_What the task asks_:
Pull out every line below that contains the word "Fanny".

-------- Records to process --------

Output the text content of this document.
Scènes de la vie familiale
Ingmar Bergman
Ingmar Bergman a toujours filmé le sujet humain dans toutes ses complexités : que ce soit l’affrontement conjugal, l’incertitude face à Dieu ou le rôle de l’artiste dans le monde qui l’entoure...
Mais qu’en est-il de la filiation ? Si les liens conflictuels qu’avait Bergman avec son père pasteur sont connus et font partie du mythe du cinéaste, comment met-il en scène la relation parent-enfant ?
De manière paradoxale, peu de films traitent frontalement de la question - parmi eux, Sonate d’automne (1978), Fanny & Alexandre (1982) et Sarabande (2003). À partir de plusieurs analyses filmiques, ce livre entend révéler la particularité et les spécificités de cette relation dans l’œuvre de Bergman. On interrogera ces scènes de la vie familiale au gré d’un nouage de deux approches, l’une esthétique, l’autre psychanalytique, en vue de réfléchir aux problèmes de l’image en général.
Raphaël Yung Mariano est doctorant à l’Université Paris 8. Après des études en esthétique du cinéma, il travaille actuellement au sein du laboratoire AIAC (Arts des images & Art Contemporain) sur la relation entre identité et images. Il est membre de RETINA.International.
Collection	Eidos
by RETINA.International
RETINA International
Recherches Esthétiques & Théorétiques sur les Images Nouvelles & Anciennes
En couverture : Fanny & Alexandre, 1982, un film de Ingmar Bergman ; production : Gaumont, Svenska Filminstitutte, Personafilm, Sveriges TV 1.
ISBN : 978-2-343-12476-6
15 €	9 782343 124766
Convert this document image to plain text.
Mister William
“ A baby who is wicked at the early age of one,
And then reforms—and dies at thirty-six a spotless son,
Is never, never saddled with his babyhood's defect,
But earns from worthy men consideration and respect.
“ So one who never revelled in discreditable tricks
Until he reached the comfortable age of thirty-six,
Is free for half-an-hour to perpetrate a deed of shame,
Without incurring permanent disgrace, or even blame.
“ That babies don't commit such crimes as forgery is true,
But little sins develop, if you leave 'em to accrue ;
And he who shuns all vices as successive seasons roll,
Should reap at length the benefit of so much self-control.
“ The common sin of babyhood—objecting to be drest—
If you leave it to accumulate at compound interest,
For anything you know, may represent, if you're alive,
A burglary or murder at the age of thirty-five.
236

--------

_Solved exercise_:
De manière paradoxale, peu de films traitent frontalement de la question - parmi eux, Sonate d’automne (1978), Fanny & Alexandre (1982) et Sarabande (2003). À partir de plusieurs analyses filmiques, ce livre entend révéler la particularité et les spécificités de cette relation dans l’œuvre de Bergman. On interrogera ces scènes de la vie familiale au gré d’un nouage de deux approches, l’une esthétique, l’autre psychanalytique, en vue de réfléchir aux problèmes de l’image en général.
En couverture : Fanny & Alexandre, 1982, un film de Ingmar Bergman ; production : Gaumont, Svenska Filminstitutte, Personafilm, Sveriges TV 1.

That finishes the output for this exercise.